**WHAT TO DO:**
Give a verbatim copy of the lines below, minus the pictures.
— BEGIN INPUT ROWS —
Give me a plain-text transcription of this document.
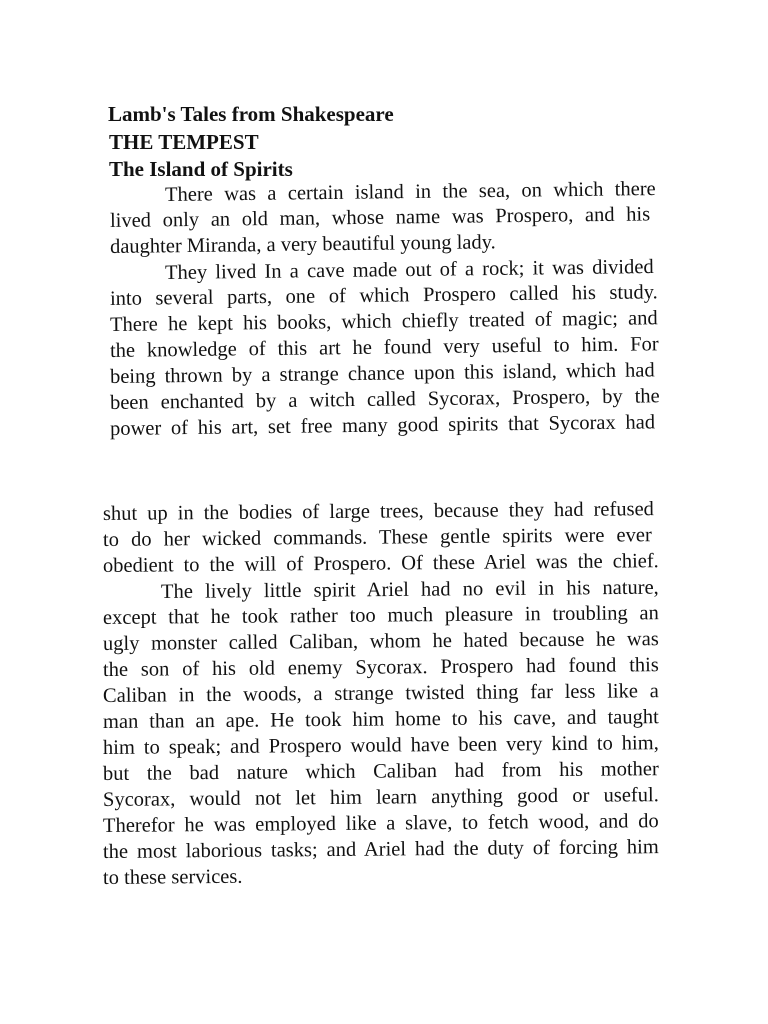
Lamb's Tales from Shakespeare
THE TEMPEST
The Island of Spirits
There was a certain island in the sea, on which there
lived only an old man, whose name was Prospero, and his
daughter Miranda, a very beautiful young lady.
They lived In a cave made out of a rock; it was divided
into several parts, one of which Prospero called his study.
There he kept his books, which chiefly treated of magic; and
the knowledge of this art he found very useful to him. For
being thrown by a strange chance upon this island, which had
been enchanted by a witch called Sycorax, Prospero, by the
power of his art, set free many good spirits that Sycorax had
shut up in the bodies of large trees, because they had refused
to do her wicked commands. These gentle spirits were ever
obedient to the will of Prospero. Of these Ariel was the chief.
The lively little spirit Ariel had no evil in his nature,
except that he took rather too much pleasure in troubling an
ugly monster called Caliban, whom he hated because he was
the son of his old enemy Sycorax. Prospero had found this
Caliban in the woods, a strange twisted thing far less like a
man than an ape. He took him home to his cave, and taught
him to speak; and Prospero would have been very kind to him,
but the bad nature which Caliban had from his mother
Sycorax, would not let him learn anything good or useful.
Therefor he was employed like a slave, to fetch wood, and do
the most laborious tasks; and Ariel had the duty of forcing him
to these services.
— END INPUT ROWS —
**SOLUTION:**
Give me a plain-text transcription of this document.
Lamb's Tales from Shakespeare
THE TEMPEST
The Island of Spirits
There was a certain island in the sea, on which there
lived only an old man, whose name was Prospero, and his
daughter Miranda, a very beautiful young lady.
They lived In a cave made out of a rock; it was divided
into several parts, one of which Prospero called his study.
There he kept his books, which chiefly treated of magic; and
the knowledge of this art he found very useful to him. For
being thrown by a strange chance upon this island, which had
been enchanted by a witch called Sycorax, Prospero, by the
power of his art, set free many good spirits that Sycorax had
shut up in the bodies of large trees, because they had refused
to do her wicked commands. These gentle spirits were ever
obedient to the will of Prospero. Of these Ariel was the chief.
The lively little spirit Ariel had no evil in his nature,
except that he took rather too much pleasure in troubling an
ugly monster called Caliban, whom he hated because he was
the son of his old enemy Sycorax. Prospero had found this
Caliban in the woods, a strange twisted thing far less like a
man than an ape. He took him home to his cave, and taught
him to speak; and Prospero would have been very kind to him,
but the bad nature which Caliban had from his mother
Sycorax, would not let him learn anything good or useful.
Therefor he was employed like a slave, to fetch wood, and do
the most laborious tasks; and Ariel had the duty of forcing him
to these services.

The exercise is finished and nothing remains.